** Start of Data provided **

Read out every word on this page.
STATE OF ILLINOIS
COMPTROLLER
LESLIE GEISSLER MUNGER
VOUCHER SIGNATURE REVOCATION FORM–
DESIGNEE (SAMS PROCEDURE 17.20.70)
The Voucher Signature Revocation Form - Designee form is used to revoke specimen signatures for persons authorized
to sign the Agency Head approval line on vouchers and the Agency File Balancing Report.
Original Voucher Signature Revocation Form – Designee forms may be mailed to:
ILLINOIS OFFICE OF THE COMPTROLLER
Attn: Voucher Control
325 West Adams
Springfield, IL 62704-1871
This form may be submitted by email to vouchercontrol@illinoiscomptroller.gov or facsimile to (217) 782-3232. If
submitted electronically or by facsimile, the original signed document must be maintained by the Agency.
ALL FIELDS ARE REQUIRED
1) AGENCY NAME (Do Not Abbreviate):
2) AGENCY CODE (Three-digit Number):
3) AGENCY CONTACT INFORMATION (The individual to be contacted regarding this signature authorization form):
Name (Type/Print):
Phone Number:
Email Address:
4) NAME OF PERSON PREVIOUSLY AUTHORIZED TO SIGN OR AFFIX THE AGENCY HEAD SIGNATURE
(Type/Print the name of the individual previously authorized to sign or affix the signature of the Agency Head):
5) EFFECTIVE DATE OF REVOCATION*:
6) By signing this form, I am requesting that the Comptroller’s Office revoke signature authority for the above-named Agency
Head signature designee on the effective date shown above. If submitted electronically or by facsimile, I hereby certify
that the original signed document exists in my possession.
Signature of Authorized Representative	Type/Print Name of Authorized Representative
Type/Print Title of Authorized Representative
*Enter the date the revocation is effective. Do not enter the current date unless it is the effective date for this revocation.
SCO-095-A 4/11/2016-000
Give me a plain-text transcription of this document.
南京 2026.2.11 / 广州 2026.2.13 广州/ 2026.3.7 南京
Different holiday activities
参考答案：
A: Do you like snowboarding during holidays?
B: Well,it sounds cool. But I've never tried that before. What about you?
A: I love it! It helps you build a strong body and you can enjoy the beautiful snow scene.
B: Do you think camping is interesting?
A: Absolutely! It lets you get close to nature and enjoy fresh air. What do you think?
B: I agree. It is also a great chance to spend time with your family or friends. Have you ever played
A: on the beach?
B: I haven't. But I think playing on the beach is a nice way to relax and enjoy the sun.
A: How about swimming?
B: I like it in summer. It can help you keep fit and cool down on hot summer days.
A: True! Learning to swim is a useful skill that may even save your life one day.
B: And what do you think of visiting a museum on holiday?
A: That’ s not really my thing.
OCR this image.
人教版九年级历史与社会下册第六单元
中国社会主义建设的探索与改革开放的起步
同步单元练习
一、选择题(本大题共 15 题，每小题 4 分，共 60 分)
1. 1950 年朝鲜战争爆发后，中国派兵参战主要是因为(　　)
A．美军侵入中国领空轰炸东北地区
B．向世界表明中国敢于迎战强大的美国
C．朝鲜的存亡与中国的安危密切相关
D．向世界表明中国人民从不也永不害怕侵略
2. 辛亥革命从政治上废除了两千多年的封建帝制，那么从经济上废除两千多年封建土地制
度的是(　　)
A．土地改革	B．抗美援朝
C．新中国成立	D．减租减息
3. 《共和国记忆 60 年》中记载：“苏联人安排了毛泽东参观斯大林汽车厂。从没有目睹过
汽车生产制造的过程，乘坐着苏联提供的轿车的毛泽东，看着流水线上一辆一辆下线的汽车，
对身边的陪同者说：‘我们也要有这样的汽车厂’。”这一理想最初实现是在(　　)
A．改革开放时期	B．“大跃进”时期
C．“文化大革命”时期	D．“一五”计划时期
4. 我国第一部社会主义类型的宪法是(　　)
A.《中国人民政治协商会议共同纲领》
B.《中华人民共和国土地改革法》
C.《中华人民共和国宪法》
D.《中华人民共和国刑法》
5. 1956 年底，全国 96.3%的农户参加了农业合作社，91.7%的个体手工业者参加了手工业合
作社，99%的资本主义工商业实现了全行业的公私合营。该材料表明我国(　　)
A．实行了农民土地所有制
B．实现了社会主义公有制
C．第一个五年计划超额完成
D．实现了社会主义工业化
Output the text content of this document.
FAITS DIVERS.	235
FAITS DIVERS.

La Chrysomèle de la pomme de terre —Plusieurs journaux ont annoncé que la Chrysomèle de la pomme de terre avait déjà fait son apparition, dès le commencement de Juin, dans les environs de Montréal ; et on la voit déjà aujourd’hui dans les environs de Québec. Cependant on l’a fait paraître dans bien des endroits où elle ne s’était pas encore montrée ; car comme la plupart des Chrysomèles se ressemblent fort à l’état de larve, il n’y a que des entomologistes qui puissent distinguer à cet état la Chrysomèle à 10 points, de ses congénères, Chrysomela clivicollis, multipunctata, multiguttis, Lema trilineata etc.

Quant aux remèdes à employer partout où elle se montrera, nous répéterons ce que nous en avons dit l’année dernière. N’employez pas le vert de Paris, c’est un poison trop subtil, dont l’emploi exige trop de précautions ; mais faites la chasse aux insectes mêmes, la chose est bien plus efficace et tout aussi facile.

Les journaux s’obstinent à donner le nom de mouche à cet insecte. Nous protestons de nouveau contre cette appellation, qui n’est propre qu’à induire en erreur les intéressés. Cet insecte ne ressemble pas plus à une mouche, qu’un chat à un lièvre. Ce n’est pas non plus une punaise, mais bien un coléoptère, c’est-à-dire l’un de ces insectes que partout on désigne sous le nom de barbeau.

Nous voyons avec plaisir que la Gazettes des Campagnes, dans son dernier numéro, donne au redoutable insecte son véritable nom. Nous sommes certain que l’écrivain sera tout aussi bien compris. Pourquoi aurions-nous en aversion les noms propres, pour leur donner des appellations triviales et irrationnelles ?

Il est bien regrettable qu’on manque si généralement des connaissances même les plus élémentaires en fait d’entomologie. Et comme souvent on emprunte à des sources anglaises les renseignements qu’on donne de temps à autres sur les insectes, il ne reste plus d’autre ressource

** End of Data provided **

## Task to carry out
Report how many lines of the records above contain the word "document", and give only that number.

## Full solution
4